» Your objective
Copy each line below that has "Fakültesi".

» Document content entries
+++
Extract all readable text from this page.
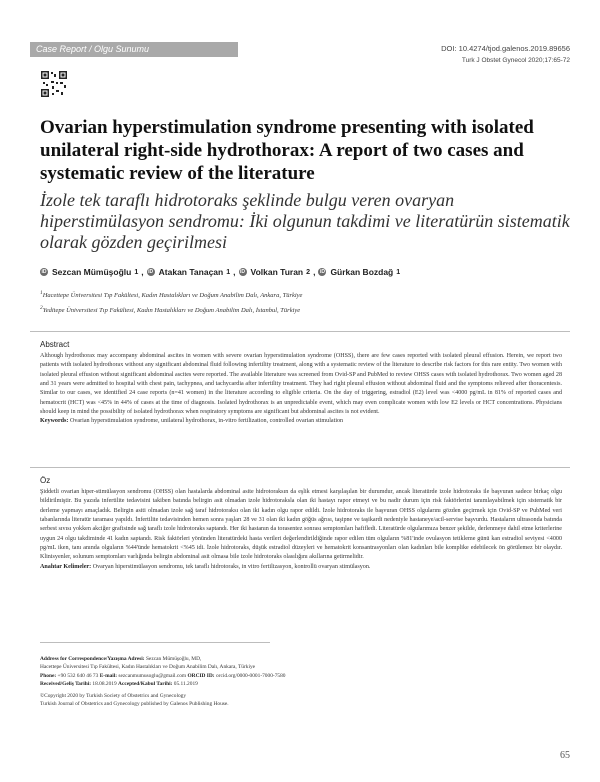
Case Report / Olgu Sunumu	DOI: 10.4274/tjod.galenos.2019.89656
Turk J Obstet Gynecol 2020;17:65-72
Ovarian hyperstimulation syndrome presenting with isolated unilateral right-side hydrothorax: A report of two cases and systematic review of the literature
İzole tek taraflı hidrotoraks şeklinde bulgu veren ovaryan hiperstimülasyon sendromu: İki olgunun takdimi ve literatürün sistematik olarak gözden geçirilmesi
iD Sezcan Mümüşoğlu 1 , iD Atakan Tanaçan 1 , iD Volkan Turan 2 , iD Gürkan Bozdağ 1
$^1$Hacettepe Üniversitesi Tıp Fakültesi, Kadın Hastalıkları ve Doğum Anabilim Dalı, Ankara, Türkiye
$^2$Yeditepe Üniversitesi Tıp Fakültesi, Kadın Hastalıkları ve Doğum Anabilim Dalı, İstanbul, Türkiye
Abstract
Although hydrothorax may accompany abdominal ascites in women with severe ovarian hyperstimulation syndrome (OHSS), there are few cases reported with isolated pleural effusion. Herein, we report two patients with isolated hydrothorax without any significant abdominal fluid following infertility treatment, along with a systematic review of the literature to describe risk factors for this rare entity. Two women with isolated pleural effusion without significant abdominal ascites were reported. The available literature was screened from Ovid-SP and PubMed to review OHSS cases with isolated hydrothorax. Two women aged 28 and 31 years were admitted to hospital with chest pain, tachypnea, and tachycardia after infertility treatment. They had right pleural effusion without abdominal fluid and the symptoms relieved after thoracentesis. Similar to our cases, we identified 24 case reports (n=41 women) in the literature according to eligible criteria. On the day of triggering, estradiol (E2) level was <4000 pg/mL in 81% of reported cases and hematocrit (HCT) was <45% in 44% of cases at the time of diagnosis. Isolated hydrothorax is an unpredictable event, which may even complicate women with low E2 levels or HCT concentrations. Physicians should keep in mind the possibility of isolated hydrothorax when respiratory symptoms are significant but abdominal ascites is not evident.
Keywords: Ovarian hyperstimulation syndrome, unilateral hydrothorax, in-vitro fertilization, controlled ovarian stimulation
Öz
Şiddetli ovarian hiper-stimülasyon sendromu (OHSS) olan hastalarda abdominal asite hidrotoraksın da eşlik etmesi karşılaşılan bir durumdur, ancak literatürde izole hidrotoraks ile başvuran sadece birkaç olgu bildirilmiştir. Bu yazıda infertilite tedavisini takiben batında belirgin asit olmadan izole hidrotoraksla olan iki hastayı rapor etmeyi ve bu nadir durum için risk faktörlerini tanımlayabilmek için sistematik bir derleme yapmayı amaçladık. Belirgin asiti olmadan izole sağ taraf hidrotoraksı olan iki kadın olgu rapor edildi. İzole hidrotoraks ile başvuran OHSS olgularını gözden geçirmek için Ovid-SP ve PubMed veri tabanlarında literatür taraması yapıldı. İnfertilite tedavisinden hemen sonra yaşları 28 ve 31 olan iki kadın göğüs ağrısı, taşipne ve taşikardi nedeniyle hastaneye/acil-servise başvurdu. Hastaların ultrasonda batında serbest sıvısı yokken akciğer grafisinde sağ taraflı izole hidrotoraks saptandı. Her iki hastanın da torasentez sonrası semptomları hafifledi. Literatürde olgularımıza benzer şekilde, derlenmeye dahil etme kriterlerine uygun 24 olgu takdiminde 41 kadın saptandı. Risk faktörleri yönünden literatürdeki hasta verileri değerlendirildiğinde rapor edilen tüm olguların %81'inde ovulasyon tetikleme günü kan estradiol seviyesi <4000 pg/mL iken, tanı anında olguların %44'ünde hematokrit <%45 idi. İzole hidrotoraks, düşük estradiol düzeyleri ve hematokrit konsantrasyonları olan kadınları bile komplike edebilecek ön görülemez bir olaydır. Klinisyenler, solunum semptomları varlığında belirgin abdominal asit olmasa bile izole hidrotoraks olasılığını akıllarına getirmelidir.
Anahtar Kelimeler: Ovaryan hiperstimülasyon sendromu, tek taraflı hidrotoraks, in vitro fertilizasyon, kontrollü ovaryan stimülasyon.
Address for Correspondence/Yazışma Adresi: Sezcan Mümüşoğlu, MD,
Hacettepe Üniversitesi Tıp Fakültesi, Kadın Hastalıkları ve Doğum Anabilim Dalı, Ankara, Türkiye
Phone: +90 532 640 46 73 E-mail: sezcanmumusoglu@gmail.com ORCID ID: orcid.org/0000-0001-7000-7580
Received/Geliş Tarihi: 18.08.2019 Accepted/Kabul Tarihi: 05.11.2019
©Copyright 2020 by Turkish Society of Obstetrics and Gynecology
Turkish Journal of Obstetrics and Gynecology published by Galenos Publishing House.
65
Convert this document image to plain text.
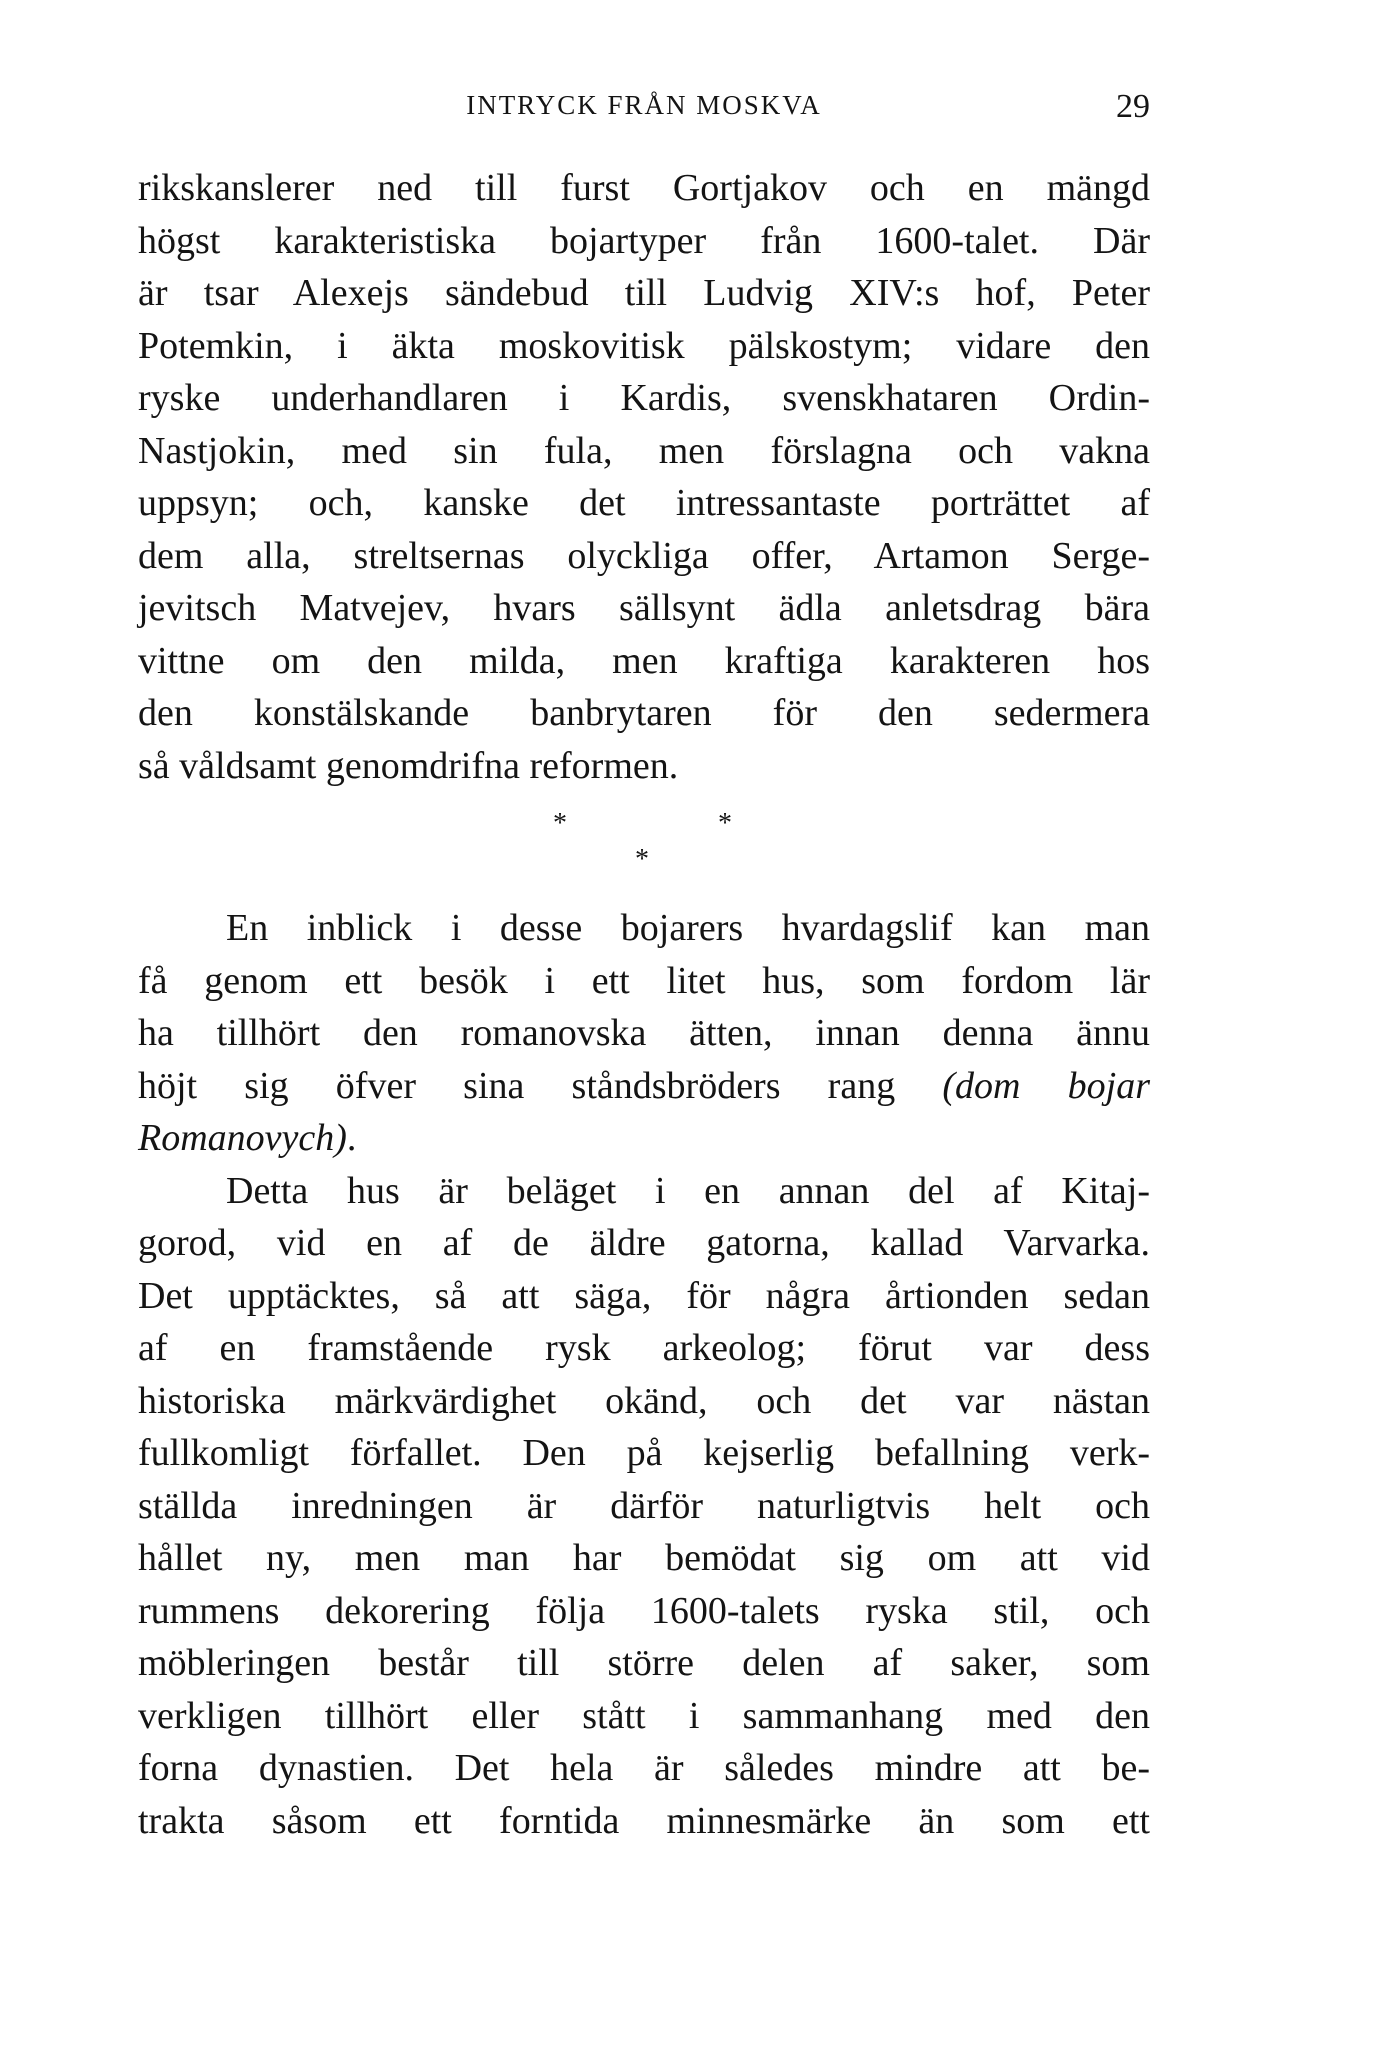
INTRYCK FRÅN MOSKVA	29
rikskanslerer ned till furst Gortjakov och en mängd
högst karakteristiska bojartyper från 1600-talet. Där
är tsar Alexejs sändebud till Ludvig XIV:s hof, Peter
Potemkin, i äkta moskovitisk pälskostym; vidare den
ryske underhandlaren i Kardis, svenskhataren Ordin-
Nastjokin, med sin fula, men förslagna och vakna
uppsyn; och, kanske det intressantaste porträttet af
dem alla, streltsernas olyckliga offer, Artamon Serge-
jevitsch Matvejev, hvars sällsynt ädla anletsdrag bära
vittne om den milda, men kraftiga karakteren hos
den konstälskande banbrytaren för den sedermera
så våldsamt genomdrifna reformen.
*	*
*
En inblick i desse bojarers hvardagslif kan man
få genom ett besök i ett litet hus, som fordom lär
ha tillhört den romanovska ätten, innan denna ännu
höjt sig öfver sina ståndsbröders rang (dom bojar
Romanovych).
Detta hus är beläget i en annan del af Kitaj-
gorod, vid en af de äldre gatorna, kallad Varvarka.
Det upptäcktes, så att säga, för några årtionden sedan
af en framstående rysk arkeolog; förut var dess
historiska märkvärdighet okänd, och det var nästan
fullkomligt förfallet. Den på kejserlig befallning verk-
ställda inredningen är därför naturligtvis helt och
hållet ny, men man har bemödat sig om att vid
rummens dekorering följa 1600-talets ryska stil, och
möbleringen består till större delen af saker, som
verkligen tillhört eller stått i sammanhang med den
forna dynastien. Det hela är således mindre att be-
trakta såsom ett forntida minnesmärke än som ett
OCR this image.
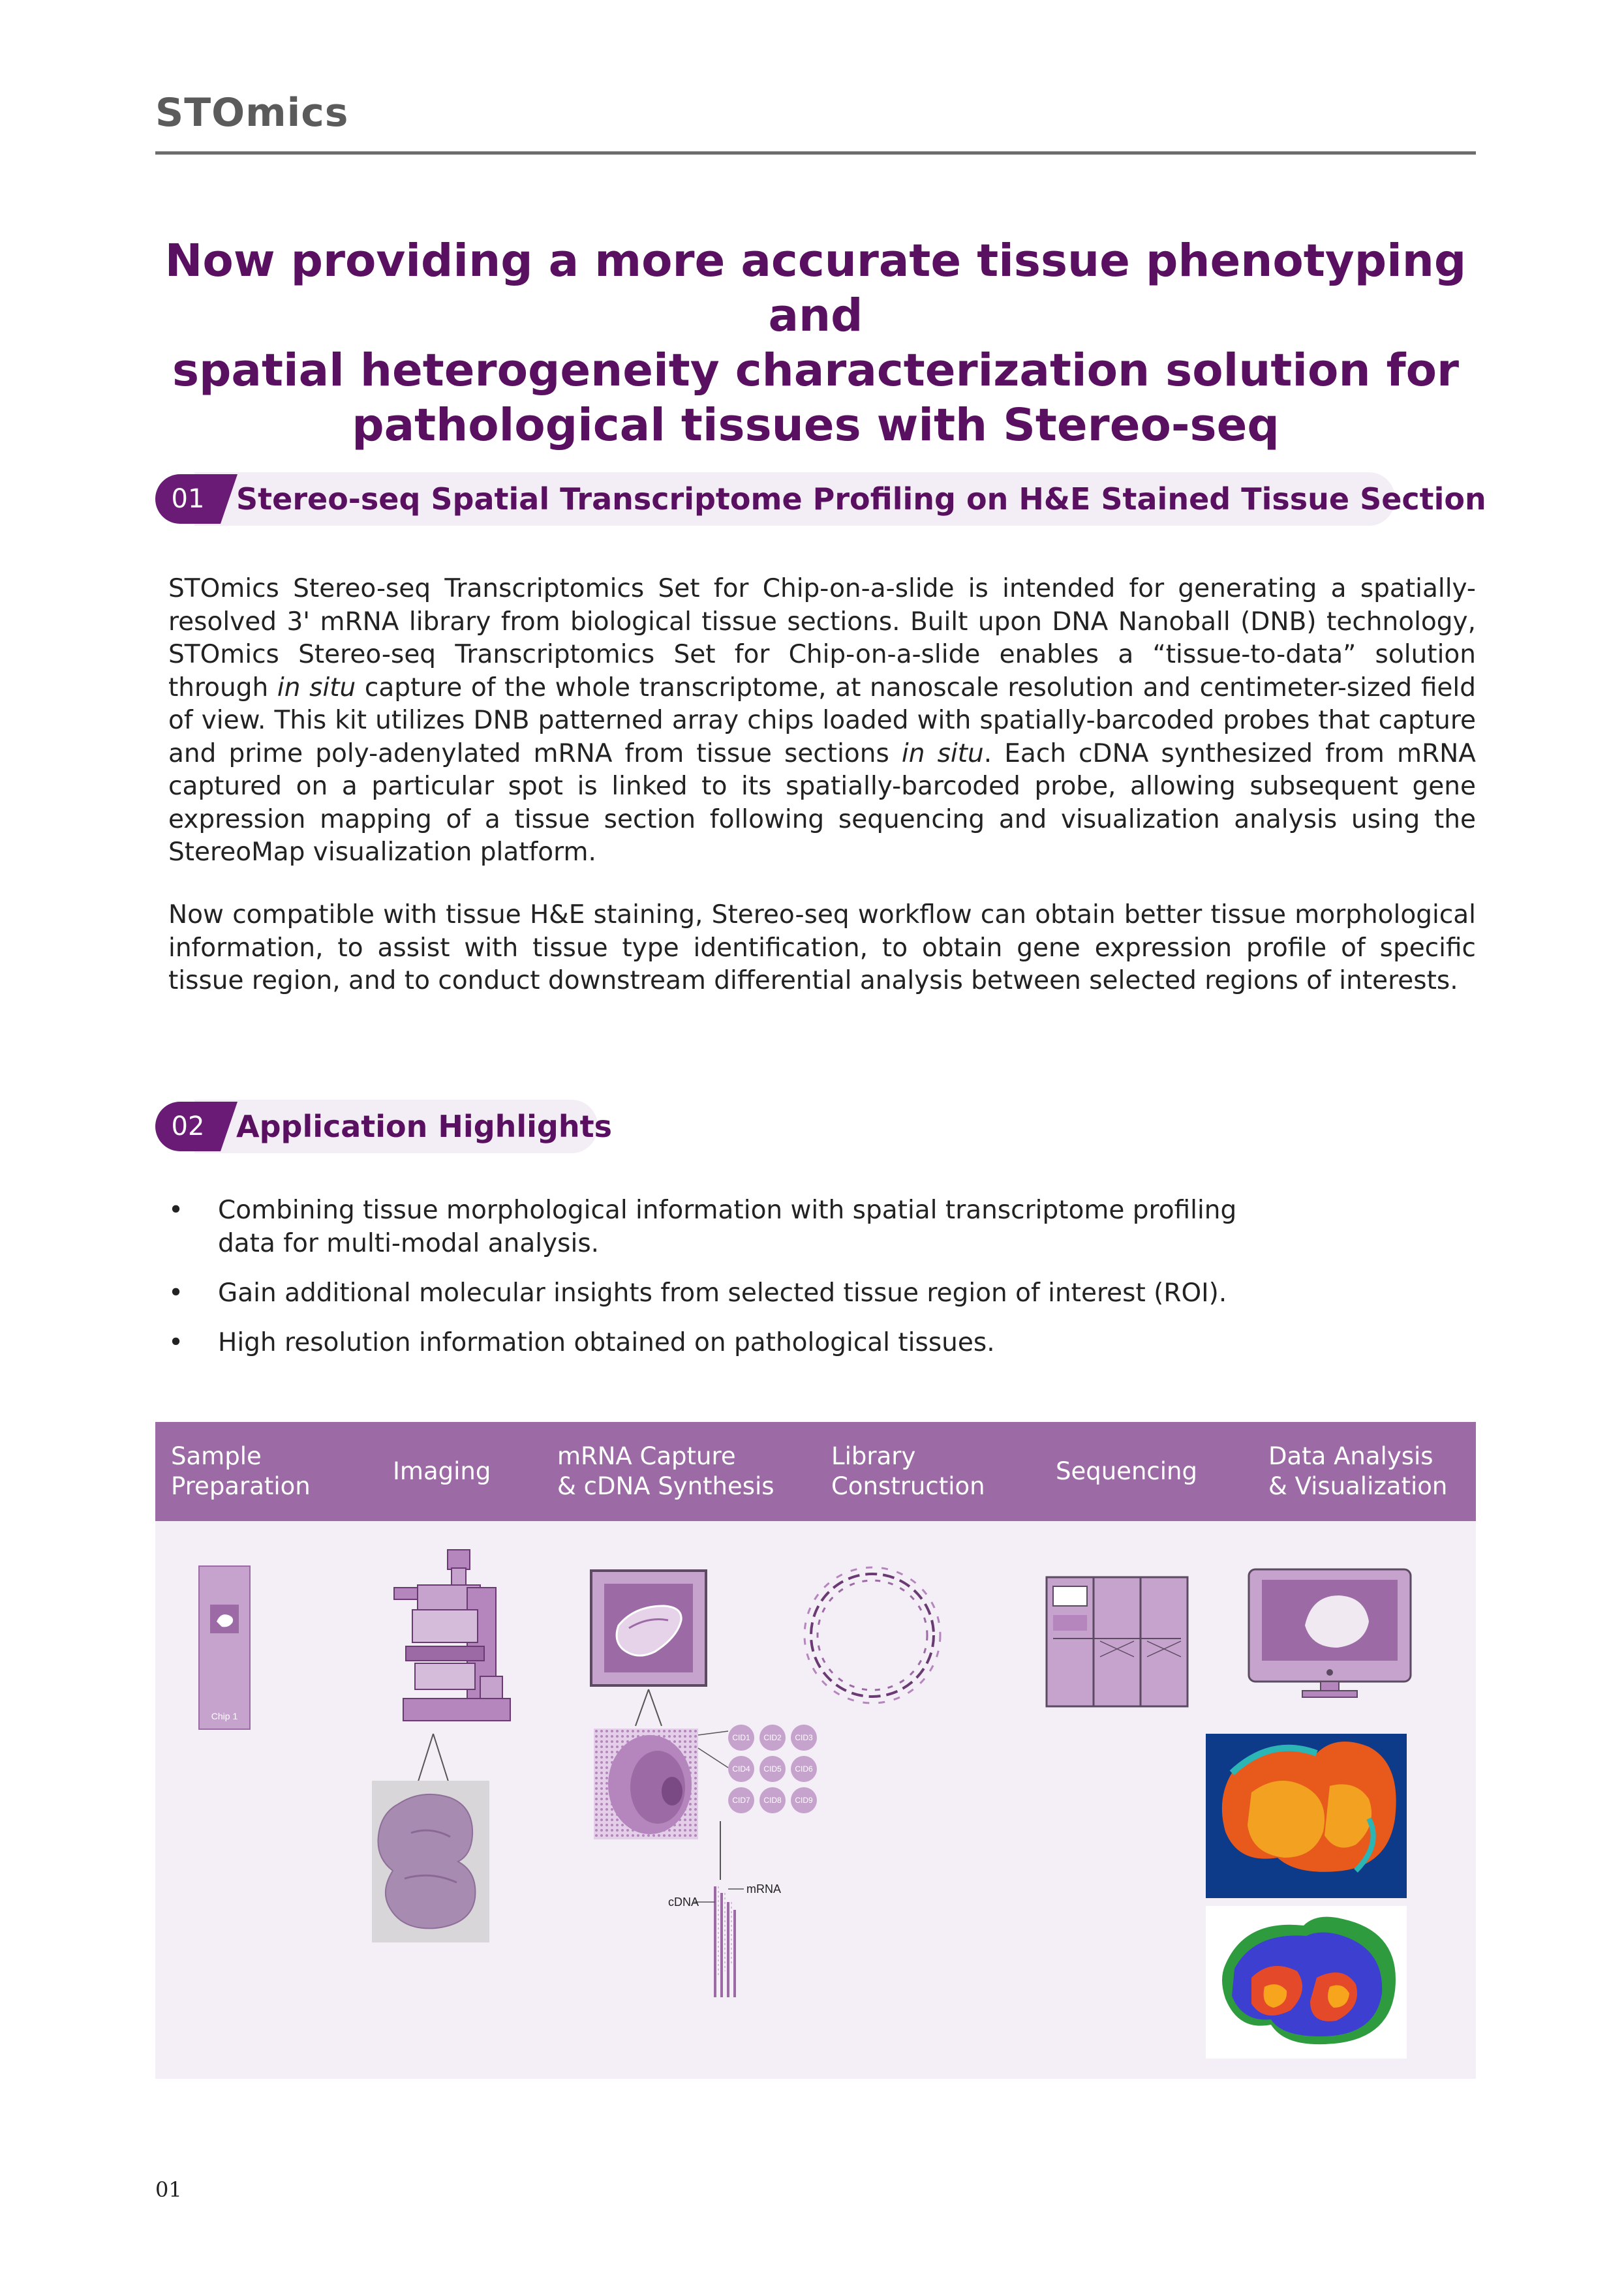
STOmics
Now providing a more accurate tissue phenotyping and
spatial heterogeneity characterization solution for
pathological tissues with Stereo-seq
01	Stereo-seq Spatial Transcriptome Profiling on H&E Stained Tissue Section
STOmics Stereo-seq Transcriptomics Set for Chip-on-a-slide is intended for generating a spatially-resolved 3' mRNA library from biological tissue sections. Built upon DNA Nanoball (DNB) technology, STOmics Stereo-seq Transcriptomics Set for Chip-on-a-slide enables a “tissue-to-data” solution through in situ capture of the whole transcriptome, at nanoscale resolution and centimeter-sized field of view. This kit utilizes DNB patterned array chips loaded with spatially-barcoded probes that capture and prime poly-adenylated mRNA from tissue sections in situ. Each cDNA synthesized from mRNA captured on a particular spot is linked to its spatially-barcoded probe, allowing subsequent gene expression mapping of a tissue section following sequencing and visualization analysis using the StereoMap visualization platform.
Now compatible with tissue H&E staining, Stereo-seq workflow can obtain better tissue morphological information, to assist with tissue type identification, to obtain gene expression profile of specific tissue region, and to conduct downstream differential analysis between selected regions of interests.
02	Application Highlights
• Combining tissue morphological information with spatial transcriptome profiling data for multi-modal analysis.
• Gain additional molecular insights from selected tissue region of interest (ROI).
• High resolution information obtained on pathological tissues.
Sample
Preparation
Imaging
mRNA Capture
& cDNA Synthesis
Library
Construction
Sequencing
Data Analysis
& Visualization
Chip 1
CID1 CID2 CID3
CID4 CID5 CID6
CID7 CID8 CID9
cDNA
mRNA
01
+++
» Result of the exercise
$^1$Hacettepe Üniversitesi Tıp Fakültesi, Kadın Hastalıkları ve Doğum Anabilim Dalı, Ankara, Türkiye
$^2$Yeditepe Üniversitesi Tıp Fakültesi, Kadın Hastalıkları ve Doğum Anabilim Dalı, İstanbul, Türkiye
Hacettepe Üniversitesi Tıp Fakültesi, Kadın Hastalıkları ve Doğum Anabilim Dalı, Ankara, Türkiye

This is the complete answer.